The records below are to be copied word for word, with every picture left out.

[Excerpt from a dataset]
-- Begin --

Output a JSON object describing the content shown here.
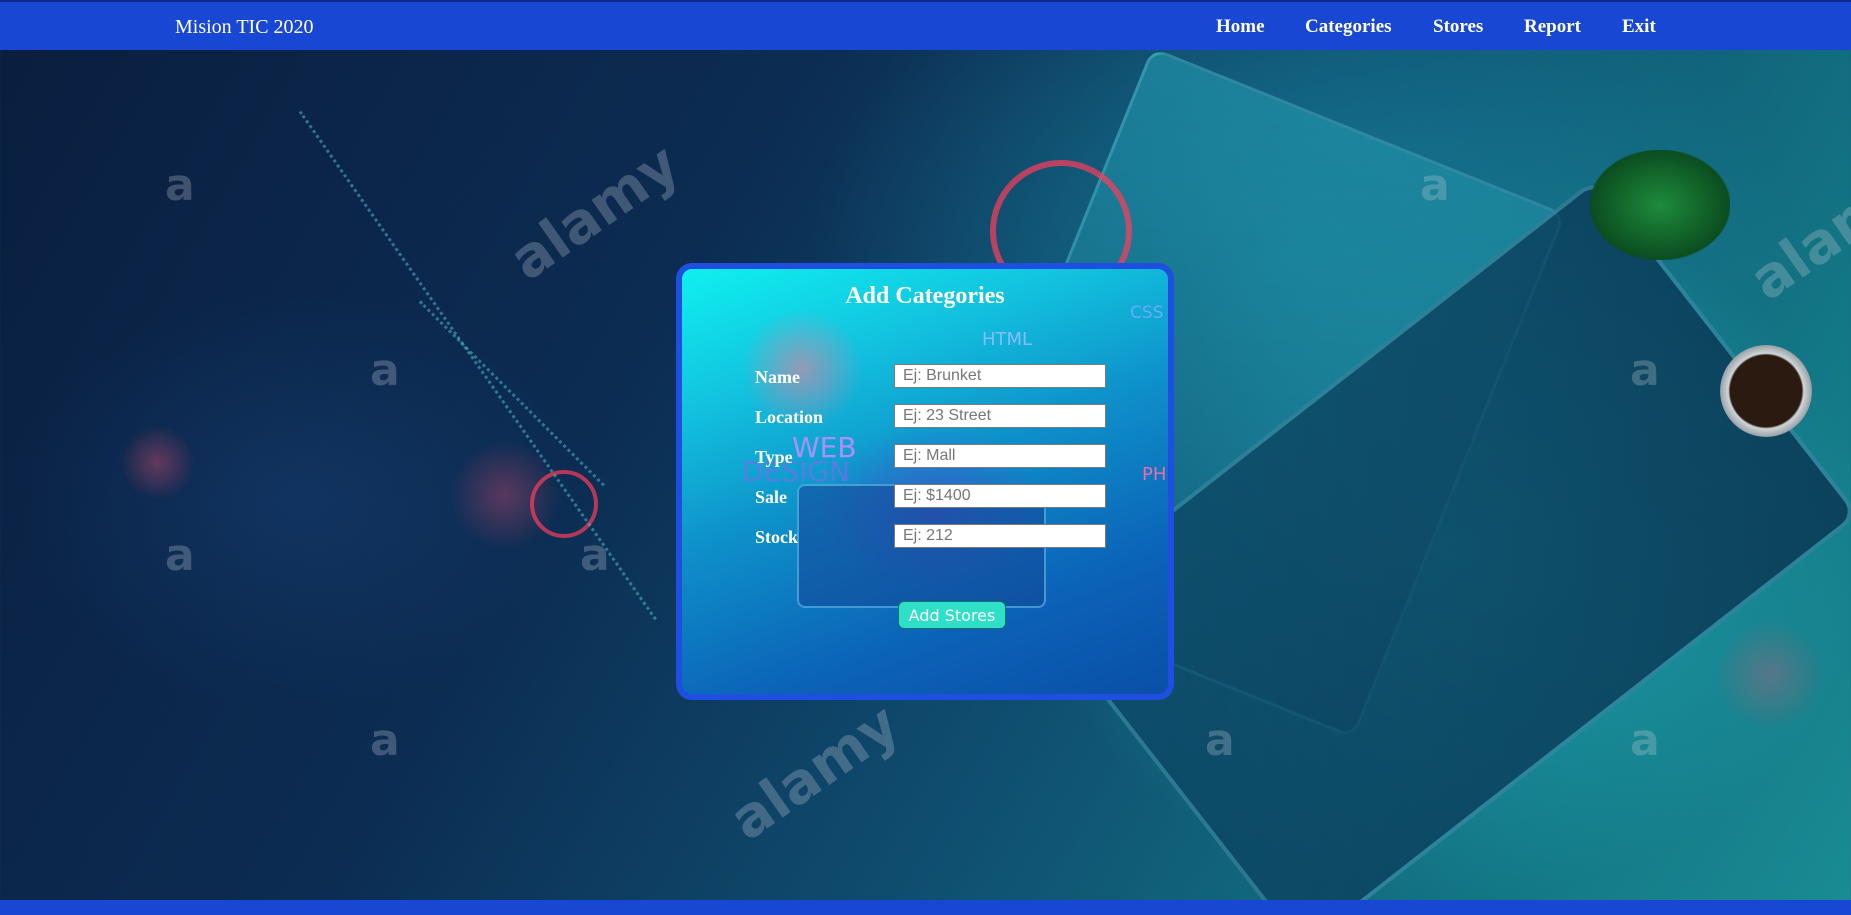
{
  "header": {
    "brand": "Mision TIC 2020",
    "nav": [
      {
        "label": "Home"
      },
      {
        "label": "Categories"
      },
      {
        "label": "Stores"
      },
      {
        "label": "Report"
      },
      {
        "label": "Exit"
      }
    ]
  },
  "form": {
    "title": "Add Categories",
    "fields": [
      {
        "label": "Name",
        "placeholder": "Ej: Brunket",
        "value": ""
      },
      {
        "label": "Location",
        "placeholder": "Ej: 23 Street",
        "value": ""
      },
      {
        "label": "Type",
        "placeholder": "Ej: Mall",
        "value": ""
      },
      {
        "label": "Sale",
        "placeholder": "Ej: $1400",
        "value": ""
      },
      {
        "label": "Stock",
        "placeholder": "Ej: 212",
        "value": ""
      }
    ],
    "submit_label": "Add Stores"
  },
  "background": {
    "watermark": "alamy",
    "decor_texts": [
      "HTML",
      "CSS",
      "WEB",
      "DESIGN",
      "PH"
    ]
  },
  "colors": {
    "nav_bg": "#1847d3",
    "modal_border": "#1f4fe0",
    "button_bg": "#2fe0c8"
  }
}
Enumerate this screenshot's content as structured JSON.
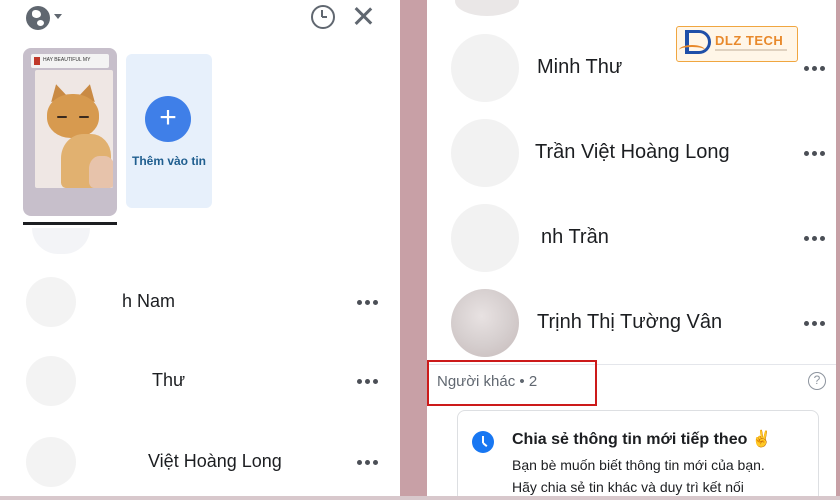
{
  "left_panel": {
    "story": {
      "header_text": "HAY BEAUTIFUL MY",
      "add_label": "Thêm vào tin",
      "add_symbol": "+"
    },
    "items": [
      {
        "name": "h Nam"
      },
      {
        "name": "Thư"
      },
      {
        "name": "Việt Hoàng Long"
      }
    ]
  },
  "right_panel": {
    "items": [
      {
        "name": "Minh Thư"
      },
      {
        "name": "Trần Việt Hoàng Long"
      },
      {
        "name": "nh Trần"
      },
      {
        "name": "Trịnh Thị Tường Vân"
      }
    ],
    "other_section": {
      "label": "Người khác • 2",
      "help_symbol": "?"
    },
    "info_card": {
      "title": "Chia sẻ thông tin mới tiếp theo ✌️",
      "line1": "Bạn bè muốn biết thông tin mới của bạn.",
      "line2": "Hãy chia sẻ tin khác và duy trì kết nối"
    }
  },
  "logo": {
    "text": "DLZ TECH"
  },
  "colors": {
    "accent_blue": "#3f7fe8",
    "highlight_red": "#cc1a1a",
    "divider": "#c8a0a6"
  }
}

-- End --

• [SOLUTION FOR THIS PROBLEM]
Output a JSON object describing the content shown here.
{
  "header": {
    "brand": "Mision TIC 2020",
    "nav": [
      {
        "label": "Home"
      },
      {
        "label": "Categories"
      },
      {
        "label": "Stores"
      },
      {
        "label": "Report"
      },
      {
        "label": "Exit"
      }
    ]
  },
  "form": {
    "title": "Add Categories",
    "fields": [
      {
        "label": "Name",
        "placeholder": "Ej: Brunket",
        "value": ""
      },
      {
        "label": "Location",
        "placeholder": "Ej: 23 Street",
        "value": ""
      },
      {
        "label": "Type",
        "placeholder": "Ej: Mall",
        "value": ""
      },
      {
        "label": "Sale",
        "placeholder": "Ej: $1400",
        "value": ""
      },
      {
        "label": "Stock",
        "placeholder": "Ej: 212",
        "value": ""
      }
    ],
    "submit_label": "Add Stores"
  },
  "background": {
    "watermark": "alamy",
    "decor_texts": [
      "HTML",
      "CSS",
      "WEB",
      "DESIGN",
      "PH"
    ]
  },
  "colors": {
    "nav_bg": "#1847d3",
    "modal_border": "#1f4fe0",
    "button_bg": "#2fe0c8"
  }
}
Enumerate this screenshot's content as structured JSON.
{
  "left_panel": {
    "story": {
      "header_text": "HAY BEAUTIFUL MY",
      "add_label": "Thêm vào tin",
      "add_symbol": "+"
    },
    "items": [
      {
        "name": "h Nam"
      },
      {
        "name": "Thư"
      },
      {
        "name": "Việt Hoàng Long"
      }
    ]
  },
  "right_panel": {
    "items": [
      {
        "name": "Minh Thư"
      },
      {
        "name": "Trần Việt Hoàng Long"
      },
      {
        "name": "nh Trần"
      },
      {
        "name": "Trịnh Thị Tường Vân"
      }
    ],
    "other_section": {
      "label": "Người khác • 2",
      "help_symbol": "?"
    },
    "info_card": {
      "title": "Chia sẻ thông tin mới tiếp theo ✌️",
      "line1": "Bạn bè muốn biết thông tin mới của bạn.",
      "line2": "Hãy chia sẻ tin khác và duy trì kết nối"
    }
  },
  "logo": {
    "text": "DLZ TECH"
  },
  "colors": {
    "accent_blue": "#3f7fe8",
    "highlight_red": "#cc1a1a",
    "divider": "#c8a0a6"
  }
}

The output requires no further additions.